### [Recorded data]
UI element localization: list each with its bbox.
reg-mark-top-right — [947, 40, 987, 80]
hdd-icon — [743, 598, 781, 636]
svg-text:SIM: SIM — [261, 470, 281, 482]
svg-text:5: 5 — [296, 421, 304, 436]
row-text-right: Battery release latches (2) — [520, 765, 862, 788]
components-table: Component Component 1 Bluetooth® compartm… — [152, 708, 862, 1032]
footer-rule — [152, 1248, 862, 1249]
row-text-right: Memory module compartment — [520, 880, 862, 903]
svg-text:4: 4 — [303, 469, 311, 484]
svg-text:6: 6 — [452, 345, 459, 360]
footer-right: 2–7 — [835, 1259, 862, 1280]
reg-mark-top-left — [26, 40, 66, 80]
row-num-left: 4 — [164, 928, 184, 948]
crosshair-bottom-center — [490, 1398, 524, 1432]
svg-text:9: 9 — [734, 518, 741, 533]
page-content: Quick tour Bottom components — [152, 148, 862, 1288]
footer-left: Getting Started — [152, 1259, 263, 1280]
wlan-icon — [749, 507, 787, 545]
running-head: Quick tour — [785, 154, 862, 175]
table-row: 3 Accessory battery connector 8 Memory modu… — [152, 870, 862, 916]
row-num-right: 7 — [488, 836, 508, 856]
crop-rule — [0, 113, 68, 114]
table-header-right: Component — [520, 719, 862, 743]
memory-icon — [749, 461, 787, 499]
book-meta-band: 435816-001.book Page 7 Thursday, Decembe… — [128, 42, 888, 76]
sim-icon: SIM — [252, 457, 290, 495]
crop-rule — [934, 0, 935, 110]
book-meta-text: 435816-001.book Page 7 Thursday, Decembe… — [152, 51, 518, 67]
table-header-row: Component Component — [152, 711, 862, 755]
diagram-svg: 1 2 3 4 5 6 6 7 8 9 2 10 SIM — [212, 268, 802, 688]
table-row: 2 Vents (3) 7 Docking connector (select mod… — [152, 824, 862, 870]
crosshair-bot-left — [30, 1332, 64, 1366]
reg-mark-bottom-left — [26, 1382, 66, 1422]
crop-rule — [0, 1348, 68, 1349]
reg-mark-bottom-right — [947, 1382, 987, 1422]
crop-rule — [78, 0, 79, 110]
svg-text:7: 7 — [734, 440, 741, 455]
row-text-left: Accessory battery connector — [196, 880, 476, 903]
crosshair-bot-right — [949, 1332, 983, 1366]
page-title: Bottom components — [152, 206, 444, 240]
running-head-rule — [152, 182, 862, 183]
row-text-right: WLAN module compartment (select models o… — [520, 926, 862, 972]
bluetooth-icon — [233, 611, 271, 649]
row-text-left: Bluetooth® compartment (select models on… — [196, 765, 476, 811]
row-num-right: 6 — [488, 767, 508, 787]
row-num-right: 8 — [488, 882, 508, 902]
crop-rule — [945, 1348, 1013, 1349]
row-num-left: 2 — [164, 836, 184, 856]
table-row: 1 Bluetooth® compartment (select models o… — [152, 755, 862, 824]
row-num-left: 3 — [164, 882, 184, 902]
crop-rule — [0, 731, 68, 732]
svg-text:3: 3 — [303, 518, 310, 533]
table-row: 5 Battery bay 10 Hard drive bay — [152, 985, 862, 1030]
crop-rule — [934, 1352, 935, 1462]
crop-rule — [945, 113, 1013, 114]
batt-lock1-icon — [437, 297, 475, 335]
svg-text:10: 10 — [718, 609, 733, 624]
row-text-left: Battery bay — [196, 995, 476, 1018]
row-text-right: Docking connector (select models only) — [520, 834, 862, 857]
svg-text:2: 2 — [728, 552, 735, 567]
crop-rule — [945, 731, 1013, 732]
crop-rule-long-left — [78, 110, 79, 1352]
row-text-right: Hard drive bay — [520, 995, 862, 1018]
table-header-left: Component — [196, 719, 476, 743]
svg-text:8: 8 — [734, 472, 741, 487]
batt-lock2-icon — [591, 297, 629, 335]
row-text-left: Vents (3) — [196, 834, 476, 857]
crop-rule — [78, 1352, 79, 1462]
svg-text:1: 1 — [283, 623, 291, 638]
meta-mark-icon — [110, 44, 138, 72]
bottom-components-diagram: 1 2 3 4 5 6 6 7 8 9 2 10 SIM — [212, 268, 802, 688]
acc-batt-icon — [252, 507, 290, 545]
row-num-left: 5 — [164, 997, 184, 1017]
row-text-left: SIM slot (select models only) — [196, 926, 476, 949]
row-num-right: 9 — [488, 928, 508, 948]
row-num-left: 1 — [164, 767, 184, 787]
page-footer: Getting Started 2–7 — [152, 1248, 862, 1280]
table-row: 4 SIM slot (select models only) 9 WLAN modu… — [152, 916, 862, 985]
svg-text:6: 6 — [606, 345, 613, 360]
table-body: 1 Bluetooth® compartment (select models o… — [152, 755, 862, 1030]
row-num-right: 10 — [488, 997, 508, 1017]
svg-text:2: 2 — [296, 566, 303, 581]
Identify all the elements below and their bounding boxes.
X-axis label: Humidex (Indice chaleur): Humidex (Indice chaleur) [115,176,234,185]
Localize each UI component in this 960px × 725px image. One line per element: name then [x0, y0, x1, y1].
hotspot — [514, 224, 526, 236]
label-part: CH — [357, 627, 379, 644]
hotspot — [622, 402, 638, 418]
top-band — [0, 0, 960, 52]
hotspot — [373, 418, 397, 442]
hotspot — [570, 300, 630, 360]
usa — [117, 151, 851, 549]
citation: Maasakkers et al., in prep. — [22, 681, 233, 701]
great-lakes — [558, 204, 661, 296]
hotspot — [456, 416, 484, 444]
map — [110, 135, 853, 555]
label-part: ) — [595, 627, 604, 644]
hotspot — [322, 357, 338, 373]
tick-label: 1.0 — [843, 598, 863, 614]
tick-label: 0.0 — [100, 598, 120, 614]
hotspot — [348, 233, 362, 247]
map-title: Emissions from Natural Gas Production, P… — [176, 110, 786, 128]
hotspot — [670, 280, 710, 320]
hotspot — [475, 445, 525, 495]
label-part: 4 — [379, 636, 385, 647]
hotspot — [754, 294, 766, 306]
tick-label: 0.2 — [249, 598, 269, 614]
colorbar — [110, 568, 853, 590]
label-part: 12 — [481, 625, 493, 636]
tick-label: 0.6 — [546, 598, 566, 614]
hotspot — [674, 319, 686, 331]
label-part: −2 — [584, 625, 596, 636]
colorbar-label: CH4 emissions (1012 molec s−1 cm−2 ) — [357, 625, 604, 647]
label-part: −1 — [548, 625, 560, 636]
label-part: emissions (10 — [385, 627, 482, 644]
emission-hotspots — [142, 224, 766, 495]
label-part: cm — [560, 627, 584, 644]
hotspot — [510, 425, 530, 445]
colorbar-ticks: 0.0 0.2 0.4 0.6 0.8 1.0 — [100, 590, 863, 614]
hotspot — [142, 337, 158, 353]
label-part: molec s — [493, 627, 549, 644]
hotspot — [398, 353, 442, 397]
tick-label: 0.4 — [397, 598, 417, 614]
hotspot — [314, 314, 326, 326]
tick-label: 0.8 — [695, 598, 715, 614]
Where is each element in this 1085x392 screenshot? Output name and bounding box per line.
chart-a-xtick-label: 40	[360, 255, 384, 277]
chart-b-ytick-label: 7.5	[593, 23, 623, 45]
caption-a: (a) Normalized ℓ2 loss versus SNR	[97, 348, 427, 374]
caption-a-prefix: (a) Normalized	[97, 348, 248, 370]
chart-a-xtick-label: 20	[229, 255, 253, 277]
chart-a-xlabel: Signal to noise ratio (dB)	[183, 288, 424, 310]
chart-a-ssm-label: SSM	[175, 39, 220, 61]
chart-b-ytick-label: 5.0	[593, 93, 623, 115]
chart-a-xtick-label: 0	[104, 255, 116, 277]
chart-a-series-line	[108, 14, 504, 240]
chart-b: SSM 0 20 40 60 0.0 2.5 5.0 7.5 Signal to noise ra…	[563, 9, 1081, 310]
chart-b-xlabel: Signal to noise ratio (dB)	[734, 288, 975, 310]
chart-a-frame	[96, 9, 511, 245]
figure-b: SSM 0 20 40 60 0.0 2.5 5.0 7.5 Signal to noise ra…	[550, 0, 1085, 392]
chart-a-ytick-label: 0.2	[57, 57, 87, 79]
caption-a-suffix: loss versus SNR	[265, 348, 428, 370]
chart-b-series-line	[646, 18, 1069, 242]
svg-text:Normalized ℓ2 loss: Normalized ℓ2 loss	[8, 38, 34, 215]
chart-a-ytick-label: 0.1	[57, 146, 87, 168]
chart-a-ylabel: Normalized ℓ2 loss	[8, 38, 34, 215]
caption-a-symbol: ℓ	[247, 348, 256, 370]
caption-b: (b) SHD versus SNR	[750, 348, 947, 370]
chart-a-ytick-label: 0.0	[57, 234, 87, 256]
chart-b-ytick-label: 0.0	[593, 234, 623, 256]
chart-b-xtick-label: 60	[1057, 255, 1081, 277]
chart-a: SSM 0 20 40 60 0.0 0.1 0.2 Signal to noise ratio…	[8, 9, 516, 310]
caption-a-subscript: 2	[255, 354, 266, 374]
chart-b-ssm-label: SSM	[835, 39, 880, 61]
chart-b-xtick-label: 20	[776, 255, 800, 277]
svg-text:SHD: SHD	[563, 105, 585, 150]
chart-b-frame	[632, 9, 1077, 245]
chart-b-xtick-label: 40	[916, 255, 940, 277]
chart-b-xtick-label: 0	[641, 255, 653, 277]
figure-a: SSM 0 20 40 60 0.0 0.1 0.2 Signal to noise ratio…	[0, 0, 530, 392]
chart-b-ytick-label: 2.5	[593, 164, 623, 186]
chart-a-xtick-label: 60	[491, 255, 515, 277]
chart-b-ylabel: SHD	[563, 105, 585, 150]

### [Goal]
Swap "crop-rule" for "trim-rule" wherever it occurs in the lines from the first line through the line with "crosshair-bot-right — [949, 1332, 983, 1366]", and reproduce those lines with nothing else altered.

### [Output for this exercise]
UI element localization: list each with its bbox.
reg-mark-top-right — [947, 40, 987, 80]
hdd-icon — [743, 598, 781, 636]
svg-text:SIM: SIM — [261, 470, 281, 482]
svg-text:5: 5 — [296, 421, 304, 436]
row-text-right: Battery release latches (2) — [520, 765, 862, 788]
components-table: Component Component 1 Bluetooth® compartm… — [152, 708, 862, 1032]
footer-rule — [152, 1248, 862, 1249]
row-text-right: Memory module compartment — [520, 880, 862, 903]
svg-text:4: 4 — [303, 469, 311, 484]
svg-text:6: 6 — [452, 345, 459, 360]
footer-right: 2–7 — [835, 1259, 862, 1280]
reg-mark-top-left — [26, 40, 66, 80]
row-num-left: 4 — [164, 928, 184, 948]
crosshair-bottom-center — [490, 1398, 524, 1432]
svg-text:9: 9 — [734, 518, 741, 533]
page-content: Quick tour Bottom components — [152, 148, 862, 1288]
footer-left: Getting Started — [152, 1259, 263, 1280]
wlan-icon — [749, 507, 787, 545]
running-head: Quick tour — [785, 154, 862, 175]
table-row: 3 Accessory battery connector 8 Memory modu… — [152, 870, 862, 916]
row-num-right: 7 — [488, 836, 508, 856]
trim-rule — [0, 113, 68, 114]
table-header-right: Component — [520, 719, 862, 743]
memory-icon — [749, 461, 787, 499]
book-meta-band: 435816-001.book Page 7 Thursday, Decembe… — [128, 42, 888, 76]
sim-icon: SIM — [252, 457, 290, 495]
trim-rule — [934, 0, 935, 110]
book-meta-text: 435816-001.book Page 7 Thursday, Decembe… — [152, 51, 518, 67]
table-header-row: Component Component — [152, 711, 862, 755]
diagram-svg: 1 2 3 4 5 6 6 7 8 9 2 10 SIM — [212, 268, 802, 688]
table-row: 2 Vents (3) 7 Docking connector (select mod… — [152, 824, 862, 870]
crosshair-bot-left — [30, 1332, 64, 1366]
reg-mark-bottom-left — [26, 1382, 66, 1422]
trim-rule — [0, 1348, 68, 1349]
reg-mark-bottom-right — [947, 1382, 987, 1422]
trim-rule — [78, 0, 79, 110]
svg-text:7: 7 — [734, 440, 741, 455]
row-text-left: Accessory battery connector — [196, 880, 476, 903]
crosshair-bot-right — [949, 1332, 983, 1366]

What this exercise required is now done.